**Task instructions:**
Copy each line that contains the word "text".

:: Dataset content ::

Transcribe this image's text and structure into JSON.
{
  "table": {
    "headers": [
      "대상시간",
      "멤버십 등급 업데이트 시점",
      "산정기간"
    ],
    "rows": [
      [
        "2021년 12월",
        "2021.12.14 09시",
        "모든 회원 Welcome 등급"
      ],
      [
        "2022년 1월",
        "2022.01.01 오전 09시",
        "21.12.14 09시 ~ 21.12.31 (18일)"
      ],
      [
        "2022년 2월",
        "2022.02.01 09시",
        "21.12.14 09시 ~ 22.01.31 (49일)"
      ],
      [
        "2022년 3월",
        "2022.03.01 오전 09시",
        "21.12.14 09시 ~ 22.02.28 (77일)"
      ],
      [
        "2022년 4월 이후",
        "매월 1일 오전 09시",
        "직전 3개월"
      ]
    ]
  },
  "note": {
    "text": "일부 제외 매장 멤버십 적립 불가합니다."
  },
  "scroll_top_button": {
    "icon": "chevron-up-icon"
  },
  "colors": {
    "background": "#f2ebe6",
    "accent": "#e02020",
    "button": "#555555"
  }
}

:::

**Correct answer:**
Transcribe this image's text and structure into JSON.
    "text": "일부 제외 매장 멤버십 적립 불가합니다."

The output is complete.